Using the material that follows, identify and copy each line with the string "walking".

## Material for the task
-- START --

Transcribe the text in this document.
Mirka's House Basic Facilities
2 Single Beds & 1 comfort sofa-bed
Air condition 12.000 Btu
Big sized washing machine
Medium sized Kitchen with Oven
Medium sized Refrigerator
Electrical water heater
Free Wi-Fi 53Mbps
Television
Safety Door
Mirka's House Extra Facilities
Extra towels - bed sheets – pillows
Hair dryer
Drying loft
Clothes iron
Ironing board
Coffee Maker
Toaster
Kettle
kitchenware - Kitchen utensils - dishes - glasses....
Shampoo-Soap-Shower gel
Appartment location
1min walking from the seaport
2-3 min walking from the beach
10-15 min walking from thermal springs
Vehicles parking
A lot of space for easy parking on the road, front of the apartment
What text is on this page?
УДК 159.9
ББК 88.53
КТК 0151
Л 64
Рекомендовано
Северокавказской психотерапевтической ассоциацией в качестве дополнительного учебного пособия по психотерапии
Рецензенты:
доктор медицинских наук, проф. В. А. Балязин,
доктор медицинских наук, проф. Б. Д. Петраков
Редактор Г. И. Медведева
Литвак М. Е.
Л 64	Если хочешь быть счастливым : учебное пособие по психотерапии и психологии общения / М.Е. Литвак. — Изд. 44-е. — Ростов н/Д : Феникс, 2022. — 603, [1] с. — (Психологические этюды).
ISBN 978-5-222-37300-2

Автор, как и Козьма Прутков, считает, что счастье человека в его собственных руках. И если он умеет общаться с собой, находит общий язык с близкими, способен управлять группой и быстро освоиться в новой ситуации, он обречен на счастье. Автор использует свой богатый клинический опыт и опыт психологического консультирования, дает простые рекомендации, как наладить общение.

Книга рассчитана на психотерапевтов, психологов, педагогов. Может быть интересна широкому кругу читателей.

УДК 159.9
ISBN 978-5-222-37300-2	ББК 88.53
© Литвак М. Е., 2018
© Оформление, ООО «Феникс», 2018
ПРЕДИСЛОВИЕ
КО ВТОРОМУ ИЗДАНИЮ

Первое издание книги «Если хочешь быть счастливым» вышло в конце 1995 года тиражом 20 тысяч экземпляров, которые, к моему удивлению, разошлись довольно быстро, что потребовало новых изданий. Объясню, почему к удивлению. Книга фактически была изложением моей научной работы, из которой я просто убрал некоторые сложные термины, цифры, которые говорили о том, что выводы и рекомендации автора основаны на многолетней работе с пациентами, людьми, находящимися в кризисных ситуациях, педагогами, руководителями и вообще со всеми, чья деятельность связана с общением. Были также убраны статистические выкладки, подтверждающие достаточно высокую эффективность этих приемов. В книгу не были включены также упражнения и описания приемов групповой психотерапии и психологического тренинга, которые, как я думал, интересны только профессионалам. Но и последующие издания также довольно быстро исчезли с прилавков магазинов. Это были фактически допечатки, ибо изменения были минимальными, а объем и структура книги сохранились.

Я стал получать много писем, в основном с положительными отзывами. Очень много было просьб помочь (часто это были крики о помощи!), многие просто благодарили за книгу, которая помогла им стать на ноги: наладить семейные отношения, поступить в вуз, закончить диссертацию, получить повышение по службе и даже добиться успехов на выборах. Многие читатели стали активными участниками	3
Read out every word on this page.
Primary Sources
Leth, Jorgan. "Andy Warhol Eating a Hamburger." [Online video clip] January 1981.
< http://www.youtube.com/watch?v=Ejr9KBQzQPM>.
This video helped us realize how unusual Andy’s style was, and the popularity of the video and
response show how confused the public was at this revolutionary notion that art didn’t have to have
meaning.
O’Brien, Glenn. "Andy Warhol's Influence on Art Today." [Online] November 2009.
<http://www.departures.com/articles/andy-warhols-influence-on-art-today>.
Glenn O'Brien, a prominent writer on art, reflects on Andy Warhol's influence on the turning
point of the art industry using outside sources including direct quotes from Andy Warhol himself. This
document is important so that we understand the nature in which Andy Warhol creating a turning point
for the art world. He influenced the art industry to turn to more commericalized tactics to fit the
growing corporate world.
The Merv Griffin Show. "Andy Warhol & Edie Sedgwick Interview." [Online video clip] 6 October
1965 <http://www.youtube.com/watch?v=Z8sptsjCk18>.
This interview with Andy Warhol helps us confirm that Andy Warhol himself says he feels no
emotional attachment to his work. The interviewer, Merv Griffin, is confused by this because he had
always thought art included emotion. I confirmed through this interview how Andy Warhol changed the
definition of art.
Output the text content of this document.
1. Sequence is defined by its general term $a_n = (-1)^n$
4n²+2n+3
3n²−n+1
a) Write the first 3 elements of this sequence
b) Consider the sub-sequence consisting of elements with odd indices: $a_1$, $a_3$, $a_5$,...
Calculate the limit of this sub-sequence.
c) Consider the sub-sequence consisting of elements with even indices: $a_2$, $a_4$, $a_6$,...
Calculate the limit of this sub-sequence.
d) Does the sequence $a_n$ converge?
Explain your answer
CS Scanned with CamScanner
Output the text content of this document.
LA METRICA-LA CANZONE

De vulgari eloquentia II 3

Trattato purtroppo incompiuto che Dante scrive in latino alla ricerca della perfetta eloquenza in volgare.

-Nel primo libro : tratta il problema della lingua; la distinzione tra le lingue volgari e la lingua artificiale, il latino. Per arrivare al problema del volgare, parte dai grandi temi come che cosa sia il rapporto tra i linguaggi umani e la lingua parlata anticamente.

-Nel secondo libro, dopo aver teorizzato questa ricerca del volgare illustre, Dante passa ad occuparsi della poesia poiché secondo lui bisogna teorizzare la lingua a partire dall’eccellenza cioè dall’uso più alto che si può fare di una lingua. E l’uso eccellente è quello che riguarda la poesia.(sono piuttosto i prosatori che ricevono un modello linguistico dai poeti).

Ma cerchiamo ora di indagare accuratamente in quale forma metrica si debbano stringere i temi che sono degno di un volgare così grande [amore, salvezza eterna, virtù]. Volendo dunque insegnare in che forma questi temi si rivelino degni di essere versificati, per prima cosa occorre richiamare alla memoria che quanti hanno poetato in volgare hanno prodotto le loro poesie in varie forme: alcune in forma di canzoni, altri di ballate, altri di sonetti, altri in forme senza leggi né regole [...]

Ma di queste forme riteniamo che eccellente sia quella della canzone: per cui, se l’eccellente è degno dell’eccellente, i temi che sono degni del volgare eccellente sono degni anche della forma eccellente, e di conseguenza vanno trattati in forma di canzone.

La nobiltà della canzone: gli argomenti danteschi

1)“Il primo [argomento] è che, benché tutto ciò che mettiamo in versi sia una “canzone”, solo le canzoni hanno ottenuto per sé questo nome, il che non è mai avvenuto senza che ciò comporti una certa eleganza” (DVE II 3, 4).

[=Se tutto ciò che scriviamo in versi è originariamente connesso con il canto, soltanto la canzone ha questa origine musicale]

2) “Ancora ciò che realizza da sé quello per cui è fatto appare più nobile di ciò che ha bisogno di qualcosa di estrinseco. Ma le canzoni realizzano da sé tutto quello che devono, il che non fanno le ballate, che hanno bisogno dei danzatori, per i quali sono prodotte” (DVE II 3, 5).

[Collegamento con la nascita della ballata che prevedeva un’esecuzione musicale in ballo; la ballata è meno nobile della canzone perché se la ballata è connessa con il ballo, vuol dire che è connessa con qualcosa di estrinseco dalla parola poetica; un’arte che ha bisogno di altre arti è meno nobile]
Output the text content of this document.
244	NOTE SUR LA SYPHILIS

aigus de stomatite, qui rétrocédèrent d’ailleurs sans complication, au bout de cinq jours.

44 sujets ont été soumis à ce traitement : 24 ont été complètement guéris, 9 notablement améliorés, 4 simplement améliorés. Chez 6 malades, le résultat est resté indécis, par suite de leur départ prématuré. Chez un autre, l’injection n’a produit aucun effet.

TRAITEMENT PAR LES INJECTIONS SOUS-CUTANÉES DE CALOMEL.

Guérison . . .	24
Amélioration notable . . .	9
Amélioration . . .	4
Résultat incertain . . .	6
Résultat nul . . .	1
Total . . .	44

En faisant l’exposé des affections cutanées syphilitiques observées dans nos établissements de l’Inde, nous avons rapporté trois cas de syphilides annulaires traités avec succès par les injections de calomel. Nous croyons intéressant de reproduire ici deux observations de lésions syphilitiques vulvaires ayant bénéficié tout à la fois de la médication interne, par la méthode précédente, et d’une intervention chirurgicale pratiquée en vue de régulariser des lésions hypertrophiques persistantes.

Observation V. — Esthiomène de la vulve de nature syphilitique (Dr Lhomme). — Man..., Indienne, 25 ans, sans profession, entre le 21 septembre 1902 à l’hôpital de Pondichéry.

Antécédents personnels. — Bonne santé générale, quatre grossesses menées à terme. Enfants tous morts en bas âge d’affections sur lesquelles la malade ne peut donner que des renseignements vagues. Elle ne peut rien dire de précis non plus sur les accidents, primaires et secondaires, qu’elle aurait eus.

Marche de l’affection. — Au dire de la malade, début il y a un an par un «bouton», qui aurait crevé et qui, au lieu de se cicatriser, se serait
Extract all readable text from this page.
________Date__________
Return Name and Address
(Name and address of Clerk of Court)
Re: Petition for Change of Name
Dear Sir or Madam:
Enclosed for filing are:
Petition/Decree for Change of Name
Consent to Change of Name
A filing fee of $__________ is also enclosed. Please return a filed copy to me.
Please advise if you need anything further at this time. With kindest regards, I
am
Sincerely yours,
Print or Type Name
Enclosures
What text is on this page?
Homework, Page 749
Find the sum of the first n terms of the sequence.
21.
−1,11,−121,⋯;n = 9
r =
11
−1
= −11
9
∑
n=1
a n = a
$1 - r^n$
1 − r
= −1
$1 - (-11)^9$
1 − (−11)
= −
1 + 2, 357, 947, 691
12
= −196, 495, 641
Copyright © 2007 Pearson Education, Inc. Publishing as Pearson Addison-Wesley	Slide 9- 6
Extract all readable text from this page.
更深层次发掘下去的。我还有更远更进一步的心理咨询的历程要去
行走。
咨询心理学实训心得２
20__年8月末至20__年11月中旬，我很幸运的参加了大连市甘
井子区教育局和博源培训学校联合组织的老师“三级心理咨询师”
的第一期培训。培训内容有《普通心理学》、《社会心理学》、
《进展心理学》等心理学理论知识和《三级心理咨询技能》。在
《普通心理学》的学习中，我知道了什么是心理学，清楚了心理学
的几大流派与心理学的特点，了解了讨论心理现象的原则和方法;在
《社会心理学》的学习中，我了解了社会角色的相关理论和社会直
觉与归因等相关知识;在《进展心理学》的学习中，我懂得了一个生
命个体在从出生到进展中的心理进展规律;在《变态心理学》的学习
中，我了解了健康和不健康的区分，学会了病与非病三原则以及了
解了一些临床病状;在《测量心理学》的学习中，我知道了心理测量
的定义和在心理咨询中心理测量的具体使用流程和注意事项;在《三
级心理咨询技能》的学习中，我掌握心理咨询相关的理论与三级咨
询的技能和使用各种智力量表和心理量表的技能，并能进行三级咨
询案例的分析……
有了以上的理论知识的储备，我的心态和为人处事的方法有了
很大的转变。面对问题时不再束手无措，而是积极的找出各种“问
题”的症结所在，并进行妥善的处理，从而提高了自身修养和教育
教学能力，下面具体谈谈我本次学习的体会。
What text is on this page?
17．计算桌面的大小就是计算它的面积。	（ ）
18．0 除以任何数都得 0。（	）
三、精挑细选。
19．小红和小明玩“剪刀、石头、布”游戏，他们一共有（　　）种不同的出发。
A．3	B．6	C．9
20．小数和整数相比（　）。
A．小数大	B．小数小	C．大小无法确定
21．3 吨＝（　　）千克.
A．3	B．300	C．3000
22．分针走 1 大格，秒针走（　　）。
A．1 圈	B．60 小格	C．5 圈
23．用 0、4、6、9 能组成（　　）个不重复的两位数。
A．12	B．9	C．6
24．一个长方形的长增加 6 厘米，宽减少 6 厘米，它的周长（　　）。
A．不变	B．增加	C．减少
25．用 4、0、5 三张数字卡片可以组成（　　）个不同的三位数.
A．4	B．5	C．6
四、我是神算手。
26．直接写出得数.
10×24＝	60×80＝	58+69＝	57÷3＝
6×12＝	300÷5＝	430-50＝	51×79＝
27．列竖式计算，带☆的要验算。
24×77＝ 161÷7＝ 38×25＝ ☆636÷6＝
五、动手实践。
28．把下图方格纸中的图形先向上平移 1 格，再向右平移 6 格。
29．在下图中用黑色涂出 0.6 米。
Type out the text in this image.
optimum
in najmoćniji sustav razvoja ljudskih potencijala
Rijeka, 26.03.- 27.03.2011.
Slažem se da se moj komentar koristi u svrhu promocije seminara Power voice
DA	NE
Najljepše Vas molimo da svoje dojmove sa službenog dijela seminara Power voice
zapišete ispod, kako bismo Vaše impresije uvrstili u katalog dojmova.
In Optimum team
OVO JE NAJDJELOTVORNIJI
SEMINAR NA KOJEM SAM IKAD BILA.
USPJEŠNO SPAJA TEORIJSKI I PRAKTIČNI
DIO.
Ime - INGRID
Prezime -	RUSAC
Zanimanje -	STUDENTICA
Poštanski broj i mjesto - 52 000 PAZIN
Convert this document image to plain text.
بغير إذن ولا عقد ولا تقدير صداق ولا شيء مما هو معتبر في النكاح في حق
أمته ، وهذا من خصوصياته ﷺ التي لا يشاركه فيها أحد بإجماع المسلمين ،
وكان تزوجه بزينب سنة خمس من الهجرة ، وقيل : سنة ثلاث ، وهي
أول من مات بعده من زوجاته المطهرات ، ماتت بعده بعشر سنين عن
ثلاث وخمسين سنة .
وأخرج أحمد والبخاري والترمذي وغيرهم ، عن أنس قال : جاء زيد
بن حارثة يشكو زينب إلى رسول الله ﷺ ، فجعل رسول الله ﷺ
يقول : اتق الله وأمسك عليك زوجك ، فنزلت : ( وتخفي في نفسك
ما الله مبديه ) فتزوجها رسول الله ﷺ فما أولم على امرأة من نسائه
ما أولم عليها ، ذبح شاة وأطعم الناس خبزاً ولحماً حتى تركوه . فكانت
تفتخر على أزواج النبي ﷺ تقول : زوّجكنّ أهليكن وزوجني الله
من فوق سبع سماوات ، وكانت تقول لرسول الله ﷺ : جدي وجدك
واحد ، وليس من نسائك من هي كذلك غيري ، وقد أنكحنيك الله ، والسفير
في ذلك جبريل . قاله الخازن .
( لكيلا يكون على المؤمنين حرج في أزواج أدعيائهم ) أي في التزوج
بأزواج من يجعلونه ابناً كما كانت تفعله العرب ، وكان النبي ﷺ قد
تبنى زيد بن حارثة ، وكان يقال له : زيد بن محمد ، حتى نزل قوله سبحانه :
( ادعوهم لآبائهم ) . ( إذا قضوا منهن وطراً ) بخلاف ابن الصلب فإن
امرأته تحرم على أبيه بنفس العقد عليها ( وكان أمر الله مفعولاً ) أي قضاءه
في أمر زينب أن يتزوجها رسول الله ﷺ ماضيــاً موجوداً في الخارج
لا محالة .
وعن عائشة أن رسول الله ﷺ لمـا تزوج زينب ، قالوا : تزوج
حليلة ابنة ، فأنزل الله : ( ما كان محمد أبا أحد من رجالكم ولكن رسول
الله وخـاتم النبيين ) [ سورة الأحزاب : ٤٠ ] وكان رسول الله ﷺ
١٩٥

-- END --

## Worked solution
1min walking from the seaport
2-3 min walking from the beach
10-15 min walking from thermal springs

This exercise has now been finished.